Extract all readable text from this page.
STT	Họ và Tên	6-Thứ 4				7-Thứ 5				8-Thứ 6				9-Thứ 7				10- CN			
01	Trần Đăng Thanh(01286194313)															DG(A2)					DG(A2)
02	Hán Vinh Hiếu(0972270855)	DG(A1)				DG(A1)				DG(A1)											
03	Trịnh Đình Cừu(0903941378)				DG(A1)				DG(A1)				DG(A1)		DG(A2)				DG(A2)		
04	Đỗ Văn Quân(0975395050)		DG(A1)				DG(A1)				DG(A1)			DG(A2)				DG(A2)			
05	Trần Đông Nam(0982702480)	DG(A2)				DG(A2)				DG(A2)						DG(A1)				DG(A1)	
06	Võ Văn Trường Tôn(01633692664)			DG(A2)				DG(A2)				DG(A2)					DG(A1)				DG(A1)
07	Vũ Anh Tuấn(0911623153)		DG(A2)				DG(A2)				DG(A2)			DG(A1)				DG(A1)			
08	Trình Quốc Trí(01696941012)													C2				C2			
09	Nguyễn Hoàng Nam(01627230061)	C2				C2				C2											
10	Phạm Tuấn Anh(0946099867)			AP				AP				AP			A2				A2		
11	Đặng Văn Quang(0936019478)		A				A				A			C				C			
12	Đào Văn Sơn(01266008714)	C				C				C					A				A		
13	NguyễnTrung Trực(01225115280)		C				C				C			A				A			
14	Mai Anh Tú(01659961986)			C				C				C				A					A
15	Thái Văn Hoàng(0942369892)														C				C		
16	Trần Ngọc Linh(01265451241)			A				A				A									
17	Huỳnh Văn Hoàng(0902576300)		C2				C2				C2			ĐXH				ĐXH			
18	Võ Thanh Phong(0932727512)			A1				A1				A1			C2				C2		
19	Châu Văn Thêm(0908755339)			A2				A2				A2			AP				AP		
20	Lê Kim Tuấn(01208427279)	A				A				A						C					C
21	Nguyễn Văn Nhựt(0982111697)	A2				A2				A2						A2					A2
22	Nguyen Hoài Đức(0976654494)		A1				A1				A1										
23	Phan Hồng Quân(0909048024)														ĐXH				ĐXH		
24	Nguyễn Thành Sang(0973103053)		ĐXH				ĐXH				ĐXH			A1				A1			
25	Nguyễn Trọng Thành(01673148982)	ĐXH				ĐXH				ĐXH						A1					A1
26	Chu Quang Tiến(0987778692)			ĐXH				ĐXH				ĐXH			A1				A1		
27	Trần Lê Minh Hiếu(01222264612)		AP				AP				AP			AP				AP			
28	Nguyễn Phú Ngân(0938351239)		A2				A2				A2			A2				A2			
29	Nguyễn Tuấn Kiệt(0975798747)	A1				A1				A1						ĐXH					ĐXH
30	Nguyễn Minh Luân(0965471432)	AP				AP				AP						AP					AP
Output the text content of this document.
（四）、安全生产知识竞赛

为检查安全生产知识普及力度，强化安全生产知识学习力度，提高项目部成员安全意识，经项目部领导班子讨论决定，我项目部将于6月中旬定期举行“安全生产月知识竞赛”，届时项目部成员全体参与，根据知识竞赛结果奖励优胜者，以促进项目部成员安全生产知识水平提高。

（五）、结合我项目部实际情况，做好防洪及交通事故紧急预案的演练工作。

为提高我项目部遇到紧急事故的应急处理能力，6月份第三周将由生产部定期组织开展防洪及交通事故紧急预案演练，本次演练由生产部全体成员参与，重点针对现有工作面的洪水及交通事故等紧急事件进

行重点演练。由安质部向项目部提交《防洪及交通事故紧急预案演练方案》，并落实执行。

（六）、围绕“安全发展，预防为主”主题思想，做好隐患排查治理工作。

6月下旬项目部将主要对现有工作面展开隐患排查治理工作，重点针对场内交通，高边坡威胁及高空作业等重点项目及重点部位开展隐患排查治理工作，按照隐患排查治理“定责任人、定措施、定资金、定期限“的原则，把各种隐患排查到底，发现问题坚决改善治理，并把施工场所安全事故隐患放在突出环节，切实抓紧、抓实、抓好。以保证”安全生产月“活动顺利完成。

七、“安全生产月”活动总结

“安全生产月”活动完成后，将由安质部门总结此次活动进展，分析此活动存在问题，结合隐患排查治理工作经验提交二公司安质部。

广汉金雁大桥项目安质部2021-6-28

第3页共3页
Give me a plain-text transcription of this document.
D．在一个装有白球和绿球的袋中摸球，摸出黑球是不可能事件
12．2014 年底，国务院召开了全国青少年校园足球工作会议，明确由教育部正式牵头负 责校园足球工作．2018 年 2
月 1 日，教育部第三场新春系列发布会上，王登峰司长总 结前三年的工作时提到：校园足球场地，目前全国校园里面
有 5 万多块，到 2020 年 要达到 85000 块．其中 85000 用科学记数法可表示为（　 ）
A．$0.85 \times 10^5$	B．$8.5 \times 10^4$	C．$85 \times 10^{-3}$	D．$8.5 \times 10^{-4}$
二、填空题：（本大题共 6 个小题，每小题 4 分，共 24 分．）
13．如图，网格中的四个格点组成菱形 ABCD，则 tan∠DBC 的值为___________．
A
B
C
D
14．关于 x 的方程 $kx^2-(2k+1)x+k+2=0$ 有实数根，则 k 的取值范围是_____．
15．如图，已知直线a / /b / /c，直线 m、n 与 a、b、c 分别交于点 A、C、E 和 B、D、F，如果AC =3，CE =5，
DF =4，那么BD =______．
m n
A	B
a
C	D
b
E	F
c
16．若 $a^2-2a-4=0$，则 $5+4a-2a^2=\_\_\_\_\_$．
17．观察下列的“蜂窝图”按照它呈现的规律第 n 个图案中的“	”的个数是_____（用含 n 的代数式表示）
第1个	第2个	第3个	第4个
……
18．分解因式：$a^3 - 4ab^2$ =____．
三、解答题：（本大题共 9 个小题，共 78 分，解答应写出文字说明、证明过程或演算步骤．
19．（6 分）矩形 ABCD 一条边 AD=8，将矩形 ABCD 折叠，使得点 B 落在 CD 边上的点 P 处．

**What to produce**
Write out every line of the preceding listing that contains "Trần".

**In response**
01	Trần Đăng Thanh(01286194313)															DG(A2)					DG(A2)
05	Trần Đông Nam(0982702480)	DG(A2)				DG(A2)				DG(A2)						DG(A1)				DG(A1)	
16	Trần Ngọc Linh(01265451241)			A				A				A									
27	Trần Lê Minh Hiếu(01222264612)		AP				AP				AP			AP				AP			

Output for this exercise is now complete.